[PROBLEM STATEMENT] Repeat the records in full and exactly, omitting pictures.

[STORED DATA]
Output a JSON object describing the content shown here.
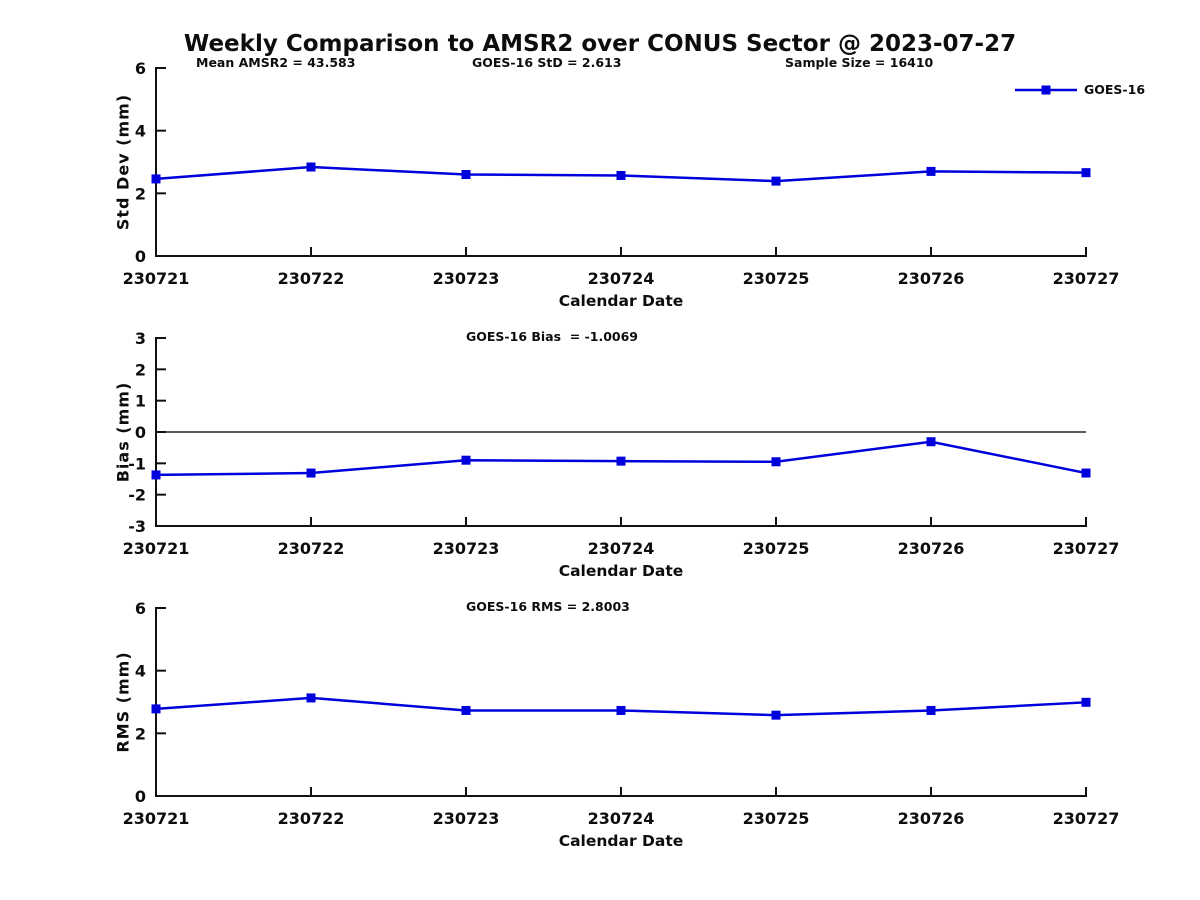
{
  "title": "Weekly Comparison to AMSR2 over CONUS Sector @ 2023-07-27",
  "legend": {
    "label": "GOES-16"
  },
  "colors": {
    "series_line": "#0000dd",
    "axis": "#111111",
    "zero_line": "#222222",
    "text": "#0d0d0d",
    "background": "#ffffff"
  },
  "chart_data": [
    {
      "type": "line",
      "name": "std-dev-panel",
      "annotations": [
        "Mean AMSR2 = 43.583",
        "GOES-16 StD = 2.613",
        "Sample Size = 16410"
      ],
      "xlabel": "Calendar Date",
      "ylabel": "Std Dev (mm)",
      "categories": [
        "230721",
        "230722",
        "230723",
        "230724",
        "230725",
        "230726",
        "230727"
      ],
      "series": [
        {
          "name": "GOES-16",
          "values": [
            2.46,
            2.84,
            2.6,
            2.57,
            2.39,
            2.7,
            2.66
          ]
        }
      ],
      "ylim": [
        0,
        6
      ],
      "yticks": [
        0,
        2,
        4,
        6
      ],
      "grid": false,
      "zero_line": false,
      "legend_position": "top-right"
    },
    {
      "type": "line",
      "name": "bias-panel",
      "annotations": [
        "GOES-16 Bias  = -1.0069"
      ],
      "xlabel": "Calendar Date",
      "ylabel": "Bias (mm)",
      "categories": [
        "230721",
        "230722",
        "230723",
        "230724",
        "230725",
        "230726",
        "230727"
      ],
      "series": [
        {
          "name": "GOES-16",
          "values": [
            -1.37,
            -1.31,
            -0.9,
            -0.93,
            -0.95,
            -0.31,
            -1.31
          ]
        }
      ],
      "ylim": [
        -3,
        3
      ],
      "yticks": [
        -3,
        -2,
        -1,
        0,
        1,
        2,
        3
      ],
      "grid": false,
      "zero_line": true,
      "legend_position": "none"
    },
    {
      "type": "line",
      "name": "rms-panel",
      "annotations": [
        "GOES-16 RMS = 2.8003"
      ],
      "xlabel": "Calendar Date",
      "ylabel": "RMS (mm)",
      "categories": [
        "230721",
        "230722",
        "230723",
        "230724",
        "230725",
        "230726",
        "230727"
      ],
      "series": [
        {
          "name": "GOES-16",
          "values": [
            2.78,
            3.13,
            2.73,
            2.73,
            2.58,
            2.73,
            2.99
          ]
        }
      ],
      "ylim": [
        0,
        6
      ],
      "yticks": [
        0,
        2,
        4,
        6
      ],
      "grid": false,
      "zero_line": false,
      "legend_position": "none"
    }
  ]
}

[RESPONSE FOR THIS EXERCISE]
Output a JSON object describing the content shown here.
{
  "title": "Weekly Comparison to AMSR2 over CONUS Sector @ 2023-07-27",
  "legend": {
    "label": "GOES-16"
  },
  "colors": {
    "series_line": "#0000dd",
    "axis": "#111111",
    "zero_line": "#222222",
    "text": "#0d0d0d",
    "background": "#ffffff"
  },
  "chart_data": [
    {
      "type": "line",
      "name": "std-dev-panel",
      "annotations": [
        "Mean AMSR2 = 43.583",
        "GOES-16 StD = 2.613",
        "Sample Size = 16410"
      ],
      "xlabel": "Calendar Date",
      "ylabel": "Std Dev (mm)",
      "categories": [
        "230721",
        "230722",
        "230723",
        "230724",
        "230725",
        "230726",
        "230727"
      ],
      "series": [
        {
          "name": "GOES-16",
          "values": [
            2.46,
            2.84,
            2.6,
            2.57,
            2.39,
            2.7,
            2.66
          ]
        }
      ],
      "ylim": [
        0,
        6
      ],
      "yticks": [
        0,
        2,
        4,
        6
      ],
      "grid": false,
      "zero_line": false,
      "legend_position": "top-right"
    },
    {
      "type": "line",
      "name": "bias-panel",
      "annotations": [
        "GOES-16 Bias  = -1.0069"
      ],
      "xlabel": "Calendar Date",
      "ylabel": "Bias (mm)",
      "categories": [
        "230721",
        "230722",
        "230723",
        "230724",
        "230725",
        "230726",
        "230727"
      ],
      "series": [
        {
          "name": "GOES-16",
          "values": [
            -1.37,
            -1.31,
            -0.9,
            -0.93,
            -0.95,
            -0.31,
            -1.31
          ]
        }
      ],
      "ylim": [
        -3,
        3
      ],
      "yticks": [
        -3,
        -2,
        -1,
        0,
        1,
        2,
        3
      ],
      "grid": false,
      "zero_line": true,
      "legend_position": "none"
    },
    {
      "type": "line",
      "name": "rms-panel",
      "annotations": [
        "GOES-16 RMS = 2.8003"
      ],
      "xlabel": "Calendar Date",
      "ylabel": "RMS (mm)",
      "categories": [
        "230721",
        "230722",
        "230723",
        "230724",
        "230725",
        "230726",
        "230727"
      ],
      "series": [
        {
          "name": "GOES-16",
          "values": [
            2.78,
            3.13,
            2.73,
            2.73,
            2.58,
            2.73,
            2.99
          ]
        }
      ],
      "ylim": [
        0,
        6
      ],
      "yticks": [
        0,
        2,
        4,
        6
      ],
      "grid": false,
      "zero_line": false,
      "legend_position": "none"
    }
  ]
}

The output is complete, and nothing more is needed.